Could you output each line of the data that follows exactly?
++++++++++++++++++++
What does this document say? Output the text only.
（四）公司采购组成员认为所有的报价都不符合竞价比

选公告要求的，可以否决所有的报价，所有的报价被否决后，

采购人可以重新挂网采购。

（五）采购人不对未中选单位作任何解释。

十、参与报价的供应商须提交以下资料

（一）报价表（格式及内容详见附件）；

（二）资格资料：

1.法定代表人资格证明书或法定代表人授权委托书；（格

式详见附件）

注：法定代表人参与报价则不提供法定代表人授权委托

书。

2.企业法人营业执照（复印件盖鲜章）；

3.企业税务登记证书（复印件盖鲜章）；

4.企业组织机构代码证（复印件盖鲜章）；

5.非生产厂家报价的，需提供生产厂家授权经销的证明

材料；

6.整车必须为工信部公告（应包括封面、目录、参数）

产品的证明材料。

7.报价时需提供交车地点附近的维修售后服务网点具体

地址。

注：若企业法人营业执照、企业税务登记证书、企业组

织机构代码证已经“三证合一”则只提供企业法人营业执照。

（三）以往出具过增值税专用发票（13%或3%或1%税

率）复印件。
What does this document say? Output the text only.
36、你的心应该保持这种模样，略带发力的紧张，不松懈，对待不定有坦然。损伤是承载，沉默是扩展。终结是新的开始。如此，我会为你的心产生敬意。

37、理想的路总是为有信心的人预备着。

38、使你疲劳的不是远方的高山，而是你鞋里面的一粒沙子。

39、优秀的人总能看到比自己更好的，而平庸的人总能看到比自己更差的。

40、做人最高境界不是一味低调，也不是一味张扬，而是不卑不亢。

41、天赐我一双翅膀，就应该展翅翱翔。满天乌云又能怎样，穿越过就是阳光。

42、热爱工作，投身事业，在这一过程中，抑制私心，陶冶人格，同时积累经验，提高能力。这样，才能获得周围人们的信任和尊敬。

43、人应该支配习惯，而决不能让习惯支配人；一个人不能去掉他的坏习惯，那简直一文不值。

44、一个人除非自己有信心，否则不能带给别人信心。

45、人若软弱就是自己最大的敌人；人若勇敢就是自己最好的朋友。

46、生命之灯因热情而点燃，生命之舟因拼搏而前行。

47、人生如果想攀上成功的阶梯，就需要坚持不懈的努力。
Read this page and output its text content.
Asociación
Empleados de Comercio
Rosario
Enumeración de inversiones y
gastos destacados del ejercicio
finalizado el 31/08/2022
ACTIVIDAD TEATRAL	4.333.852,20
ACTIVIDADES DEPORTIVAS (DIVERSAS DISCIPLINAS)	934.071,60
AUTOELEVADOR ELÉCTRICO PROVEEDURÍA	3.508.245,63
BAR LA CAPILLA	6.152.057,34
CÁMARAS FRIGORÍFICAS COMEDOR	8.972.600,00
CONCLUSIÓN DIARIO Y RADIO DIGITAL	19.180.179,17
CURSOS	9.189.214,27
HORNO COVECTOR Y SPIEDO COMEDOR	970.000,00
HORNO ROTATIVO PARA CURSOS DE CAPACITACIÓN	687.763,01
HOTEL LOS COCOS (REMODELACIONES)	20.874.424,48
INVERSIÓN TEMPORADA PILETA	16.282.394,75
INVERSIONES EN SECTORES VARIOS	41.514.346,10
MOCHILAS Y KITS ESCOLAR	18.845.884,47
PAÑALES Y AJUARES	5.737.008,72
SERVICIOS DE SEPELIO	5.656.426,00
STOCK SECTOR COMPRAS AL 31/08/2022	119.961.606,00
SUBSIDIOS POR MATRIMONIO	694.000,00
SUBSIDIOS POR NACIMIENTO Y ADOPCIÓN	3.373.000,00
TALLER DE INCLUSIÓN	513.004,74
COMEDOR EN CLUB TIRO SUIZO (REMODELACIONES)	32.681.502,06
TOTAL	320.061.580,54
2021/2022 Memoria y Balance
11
++++++++++++++++++++
> Reply
What does this document say? Output the text only.
（四）公司采购组成员认为所有的报价都不符合竞价比

选公告要求的，可以否决所有的报价，所有的报价被否决后，

采购人可以重新挂网采购。

（五）采购人不对未中选单位作任何解释。

十、参与报价的供应商须提交以下资料

（一）报价表（格式及内容详见附件）；

（二）资格资料：

1.法定代表人资格证明书或法定代表人授权委托书；（格

式详见附件）

注：法定代表人参与报价则不提供法定代表人授权委托

书。

2.企业法人营业执照（复印件盖鲜章）；

3.企业税务登记证书（复印件盖鲜章）；

4.企业组织机构代码证（复印件盖鲜章）；

5.非生产厂家报价的，需提供生产厂家授权经销的证明

材料；

6.整车必须为工信部公告（应包括封面、目录、参数）

产品的证明材料。

7.报价时需提供交车地点附近的维修售后服务网点具体

地址。

注：若企业法人营业执照、企业税务登记证书、企业组

织机构代码证已经“三证合一”则只提供企业法人营业执照。

（三）以往出具过增值税专用发票（13%或3%或1%税

率）复印件。
What does this document say? Output the text only.
36、你的心应该保持这种模样，略带发力的紧张，不松懈，对待不定有坦然。损伤是承载，沉默是扩展。终结是新的开始。如此，我会为你的心产生敬意。

37、理想的路总是为有信心的人预备着。

38、使你疲劳的不是远方的高山，而是你鞋里面的一粒沙子。

39、优秀的人总能看到比自己更好的，而平庸的人总能看到比自己更差的。

40、做人最高境界不是一味低调，也不是一味张扬，而是不卑不亢。

41、天赐我一双翅膀，就应该展翅翱翔。满天乌云又能怎样，穿越过就是阳光。

42、热爱工作，投身事业，在这一过程中，抑制私心，陶冶人格，同时积累经验，提高能力。这样，才能获得周围人们的信任和尊敬。

43、人应该支配习惯，而决不能让习惯支配人；一个人不能去掉他的坏习惯，那简直一文不值。

44、一个人除非自己有信心，否则不能带给别人信心。

45、人若软弱就是自己最大的敌人；人若勇敢就是自己最好的朋友。

46、生命之灯因热情而点燃，生命之舟因拼搏而前行。

47、人生如果想攀上成功的阶梯，就需要坚持不懈的努力。
Read this page and output its text content.
Asociación
Empleados de Comercio
Rosario
Enumeración de inversiones y
gastos destacados del ejercicio
finalizado el 31/08/2022
ACTIVIDAD TEATRAL	4.333.852,20
ACTIVIDADES DEPORTIVAS (DIVERSAS DISCIPLINAS)	934.071,60
AUTOELEVADOR ELÉCTRICO PROVEEDURÍA	3.508.245,63
BAR LA CAPILLA	6.152.057,34
CÁMARAS FRIGORÍFICAS COMEDOR	8.972.600,00
CONCLUSIÓN DIARIO Y RADIO DIGITAL	19.180.179,17
CURSOS	9.189.214,27
HORNO COVECTOR Y SPIEDO COMEDOR	970.000,00
HORNO ROTATIVO PARA CURSOS DE CAPACITACIÓN	687.763,01
HOTEL LOS COCOS (REMODELACIONES)	20.874.424,48
INVERSIÓN TEMPORADA PILETA	16.282.394,75
INVERSIONES EN SECTORES VARIOS	41.514.346,10
MOCHILAS Y KITS ESCOLAR	18.845.884,47
PAÑALES Y AJUARES	5.737.008,72
SERVICIOS DE SEPELIO	5.656.426,00
STOCK SECTOR COMPRAS AL 31/08/2022	119.961.606,00
SUBSIDIOS POR MATRIMONIO	694.000,00
SUBSIDIOS POR NACIMIENTO Y ADOPCIÓN	3.373.000,00
TALLER DE INCLUSIÓN	513.004,74
COMEDOR EN CLUB TIRO SUIZO (REMODELACIONES)	32.681.502,06
TOTAL	320.061.580,54
2021/2022 Memoria y Balance
11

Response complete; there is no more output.